_GOAL_
Return every entry exactly as written.
— begin MATERIAL FOR THIS EXERCISE —
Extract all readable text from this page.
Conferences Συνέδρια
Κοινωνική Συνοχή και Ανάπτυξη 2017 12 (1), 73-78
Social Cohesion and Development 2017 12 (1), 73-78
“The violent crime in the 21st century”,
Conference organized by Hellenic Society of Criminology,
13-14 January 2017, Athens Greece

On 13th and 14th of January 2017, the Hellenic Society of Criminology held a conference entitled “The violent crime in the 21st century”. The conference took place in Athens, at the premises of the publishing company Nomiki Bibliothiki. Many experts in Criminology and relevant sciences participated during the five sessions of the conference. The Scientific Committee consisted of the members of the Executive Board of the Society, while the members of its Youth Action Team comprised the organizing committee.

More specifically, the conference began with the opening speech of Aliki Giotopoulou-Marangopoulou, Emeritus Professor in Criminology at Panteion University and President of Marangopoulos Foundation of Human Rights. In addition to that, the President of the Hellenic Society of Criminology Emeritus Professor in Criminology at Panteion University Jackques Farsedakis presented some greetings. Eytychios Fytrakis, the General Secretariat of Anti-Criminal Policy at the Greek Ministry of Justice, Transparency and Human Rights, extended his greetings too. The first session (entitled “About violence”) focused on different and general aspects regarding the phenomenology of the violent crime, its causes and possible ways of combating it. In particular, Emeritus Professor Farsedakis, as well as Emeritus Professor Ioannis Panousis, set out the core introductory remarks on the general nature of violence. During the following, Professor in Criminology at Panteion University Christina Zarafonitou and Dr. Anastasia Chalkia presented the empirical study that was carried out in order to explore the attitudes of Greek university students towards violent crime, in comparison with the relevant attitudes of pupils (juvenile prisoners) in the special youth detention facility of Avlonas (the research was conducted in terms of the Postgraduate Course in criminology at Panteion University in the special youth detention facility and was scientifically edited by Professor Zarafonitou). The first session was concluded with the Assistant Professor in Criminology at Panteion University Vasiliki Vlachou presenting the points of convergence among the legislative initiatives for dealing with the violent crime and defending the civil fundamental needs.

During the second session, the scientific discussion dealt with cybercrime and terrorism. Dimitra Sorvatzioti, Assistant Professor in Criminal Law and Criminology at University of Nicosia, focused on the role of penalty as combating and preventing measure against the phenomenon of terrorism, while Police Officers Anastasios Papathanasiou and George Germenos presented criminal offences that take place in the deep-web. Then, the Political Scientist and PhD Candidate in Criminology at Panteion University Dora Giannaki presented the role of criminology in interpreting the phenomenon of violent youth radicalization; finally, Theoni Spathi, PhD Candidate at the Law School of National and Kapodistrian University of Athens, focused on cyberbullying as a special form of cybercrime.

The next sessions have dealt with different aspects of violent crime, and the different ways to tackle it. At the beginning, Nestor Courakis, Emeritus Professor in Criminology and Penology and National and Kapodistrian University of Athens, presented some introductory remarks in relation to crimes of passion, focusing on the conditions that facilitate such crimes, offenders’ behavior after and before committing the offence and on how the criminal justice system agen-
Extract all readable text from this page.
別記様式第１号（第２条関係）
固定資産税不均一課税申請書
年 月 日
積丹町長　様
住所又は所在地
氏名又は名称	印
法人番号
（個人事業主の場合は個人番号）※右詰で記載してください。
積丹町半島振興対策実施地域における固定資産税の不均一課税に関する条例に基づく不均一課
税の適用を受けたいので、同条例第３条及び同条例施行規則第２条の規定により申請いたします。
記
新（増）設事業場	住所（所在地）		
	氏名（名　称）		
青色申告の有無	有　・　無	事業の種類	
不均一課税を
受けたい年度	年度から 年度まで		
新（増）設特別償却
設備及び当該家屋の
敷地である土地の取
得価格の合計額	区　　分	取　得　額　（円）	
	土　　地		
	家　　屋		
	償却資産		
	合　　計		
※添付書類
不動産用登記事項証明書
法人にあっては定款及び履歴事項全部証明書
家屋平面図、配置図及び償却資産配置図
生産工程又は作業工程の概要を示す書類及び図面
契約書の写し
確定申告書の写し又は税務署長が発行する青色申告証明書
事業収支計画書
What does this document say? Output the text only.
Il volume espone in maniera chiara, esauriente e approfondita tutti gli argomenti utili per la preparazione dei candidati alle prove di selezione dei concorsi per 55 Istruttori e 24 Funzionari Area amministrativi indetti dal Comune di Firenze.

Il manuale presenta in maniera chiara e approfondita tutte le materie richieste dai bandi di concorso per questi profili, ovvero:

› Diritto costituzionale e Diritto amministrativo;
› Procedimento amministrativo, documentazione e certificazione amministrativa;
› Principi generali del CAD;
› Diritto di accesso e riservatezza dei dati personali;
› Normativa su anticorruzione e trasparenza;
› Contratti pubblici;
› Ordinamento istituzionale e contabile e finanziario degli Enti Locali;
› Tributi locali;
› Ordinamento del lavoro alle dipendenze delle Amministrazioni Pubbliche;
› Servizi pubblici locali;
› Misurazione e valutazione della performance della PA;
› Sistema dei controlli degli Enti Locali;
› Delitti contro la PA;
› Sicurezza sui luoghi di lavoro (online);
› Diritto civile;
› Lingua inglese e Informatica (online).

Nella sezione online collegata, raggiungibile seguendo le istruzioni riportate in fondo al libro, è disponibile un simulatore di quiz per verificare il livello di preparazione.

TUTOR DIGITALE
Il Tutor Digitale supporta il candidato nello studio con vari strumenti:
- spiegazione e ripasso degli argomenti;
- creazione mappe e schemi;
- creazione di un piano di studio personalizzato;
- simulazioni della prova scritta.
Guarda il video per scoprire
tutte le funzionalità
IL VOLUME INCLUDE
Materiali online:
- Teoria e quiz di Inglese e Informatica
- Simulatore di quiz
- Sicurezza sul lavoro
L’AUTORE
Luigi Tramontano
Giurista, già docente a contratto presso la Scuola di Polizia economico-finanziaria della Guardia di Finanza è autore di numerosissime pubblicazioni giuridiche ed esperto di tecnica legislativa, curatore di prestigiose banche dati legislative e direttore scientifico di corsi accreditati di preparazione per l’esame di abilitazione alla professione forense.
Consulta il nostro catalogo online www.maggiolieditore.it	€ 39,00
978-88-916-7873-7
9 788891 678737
— end MATERIAL FOR THIS EXERCISE —
_FINISHED EXERCISE_
Extract all readable text from this page.
Conferences Συνέδρια
Κοινωνική Συνοχή και Ανάπτυξη 2017 12 (1), 73-78
Social Cohesion and Development 2017 12 (1), 73-78
“The violent crime in the 21st century”,
Conference organized by Hellenic Society of Criminology,
13-14 January 2017, Athens Greece

On 13th and 14th of January 2017, the Hellenic Society of Criminology held a conference entitled “The violent crime in the 21st century”. The conference took place in Athens, at the premises of the publishing company Nomiki Bibliothiki. Many experts in Criminology and relevant sciences participated during the five sessions of the conference. The Scientific Committee consisted of the members of the Executive Board of the Society, while the members of its Youth Action Team comprised the organizing committee.

More specifically, the conference began with the opening speech of Aliki Giotopoulou-Marangopoulou, Emeritus Professor in Criminology at Panteion University and President of Marangopoulos Foundation of Human Rights. In addition to that, the President of the Hellenic Society of Criminology Emeritus Professor in Criminology at Panteion University Jackques Farsedakis presented some greetings. Eytychios Fytrakis, the General Secretariat of Anti-Criminal Policy at the Greek Ministry of Justice, Transparency and Human Rights, extended his greetings too. The first session (entitled “About violence”) focused on different and general aspects regarding the phenomenology of the violent crime, its causes and possible ways of combating it. In particular, Emeritus Professor Farsedakis, as well as Emeritus Professor Ioannis Panousis, set out the core introductory remarks on the general nature of violence. During the following, Professor in Criminology at Panteion University Christina Zarafonitou and Dr. Anastasia Chalkia presented the empirical study that was carried out in order to explore the attitudes of Greek university students towards violent crime, in comparison with the relevant attitudes of pupils (juvenile prisoners) in the special youth detention facility of Avlonas (the research was conducted in terms of the Postgraduate Course in criminology at Panteion University in the special youth detention facility and was scientifically edited by Professor Zarafonitou). The first session was concluded with the Assistant Professor in Criminology at Panteion University Vasiliki Vlachou presenting the points of convergence among the legislative initiatives for dealing with the violent crime and defending the civil fundamental needs.

During the second session, the scientific discussion dealt with cybercrime and terrorism. Dimitra Sorvatzioti, Assistant Professor in Criminal Law and Criminology at University of Nicosia, focused on the role of penalty as combating and preventing measure against the phenomenon of terrorism, while Police Officers Anastasios Papathanasiou and George Germenos presented criminal offences that take place in the deep-web. Then, the Political Scientist and PhD Candidate in Criminology at Panteion University Dora Giannaki presented the role of criminology in interpreting the phenomenon of violent youth radicalization; finally, Theoni Spathi, PhD Candidate at the Law School of National and Kapodistrian University of Athens, focused on cyberbullying as a special form of cybercrime.

The next sessions have dealt with different aspects of violent crime, and the different ways to tackle it. At the beginning, Nestor Courakis, Emeritus Professor in Criminology and Penology and National and Kapodistrian University of Athens, presented some introductory remarks in relation to crimes of passion, focusing on the conditions that facilitate such crimes, offenders’ behavior after and before committing the offence and on how the criminal justice system agen-
Extract all readable text from this page.
別記様式第１号（第２条関係）
固定資産税不均一課税申請書
年 月 日
積丹町長　様
住所又は所在地
氏名又は名称	印
法人番号
（個人事業主の場合は個人番号）※右詰で記載してください。
積丹町半島振興対策実施地域における固定資産税の不均一課税に関する条例に基づく不均一課
税の適用を受けたいので、同条例第３条及び同条例施行規則第２条の規定により申請いたします。
記
新（増）設事業場	住所（所在地）		
	氏名（名　称）		
青色申告の有無	有　・　無	事業の種類	
不均一課税を
受けたい年度	年度から 年度まで		
新（増）設特別償却
設備及び当該家屋の
敷地である土地の取
得価格の合計額	区　　分	取　得　額　（円）	
	土　　地		
	家　　屋		
	償却資産		
	合　　計		
※添付書類
不動産用登記事項証明書
法人にあっては定款及び履歴事項全部証明書
家屋平面図、配置図及び償却資産配置図
生産工程又は作業工程の概要を示す書類及び図面
契約書の写し
確定申告書の写し又は税務署長が発行する青色申告証明書
事業収支計画書
What does this document say? Output the text only.
Il volume espone in maniera chiara, esauriente e approfondita tutti gli argomenti utili per la preparazione dei candidati alle prove di selezione dei concorsi per 55 Istruttori e 24 Funzionari Area amministrativi indetti dal Comune di Firenze.

Il manuale presenta in maniera chiara e approfondita tutte le materie richieste dai bandi di concorso per questi profili, ovvero:

› Diritto costituzionale e Diritto amministrativo;
› Procedimento amministrativo, documentazione e certificazione amministrativa;
› Principi generali del CAD;
› Diritto di accesso e riservatezza dei dati personali;
› Normativa su anticorruzione e trasparenza;
› Contratti pubblici;
› Ordinamento istituzionale e contabile e finanziario degli Enti Locali;
› Tributi locali;
› Ordinamento del lavoro alle dipendenze delle Amministrazioni Pubbliche;
› Servizi pubblici locali;
› Misurazione e valutazione della performance della PA;
› Sistema dei controlli degli Enti Locali;
› Delitti contro la PA;
› Sicurezza sui luoghi di lavoro (online);
› Diritto civile;
› Lingua inglese e Informatica (online).

Nella sezione online collegata, raggiungibile seguendo le istruzioni riportate in fondo al libro, è disponibile un simulatore di quiz per verificare il livello di preparazione.

TUTOR DIGITALE
Il Tutor Digitale supporta il candidato nello studio con vari strumenti:
- spiegazione e ripasso degli argomenti;
- creazione mappe e schemi;
- creazione di un piano di studio personalizzato;
- simulazioni della prova scritta.
Guarda il video per scoprire
tutte le funzionalità
IL VOLUME INCLUDE
Materiali online:
- Teoria e quiz di Inglese e Informatica
- Simulatore di quiz
- Sicurezza sul lavoro
L’AUTORE
Luigi Tramontano
Giurista, già docente a contratto presso la Scuola di Polizia economico-finanziaria della Guardia di Finanza è autore di numerosissime pubblicazioni giuridiche ed esperto di tecnica legislativa, curatore di prestigiose banche dati legislative e direttore scientifico di corsi accreditati di preparazione per l’esame di abilitazione alla professione forense.
Consulta il nostro catalogo online www.maggiolieditore.it	€ 39,00
978-88-916-7873-7
9 788891 678737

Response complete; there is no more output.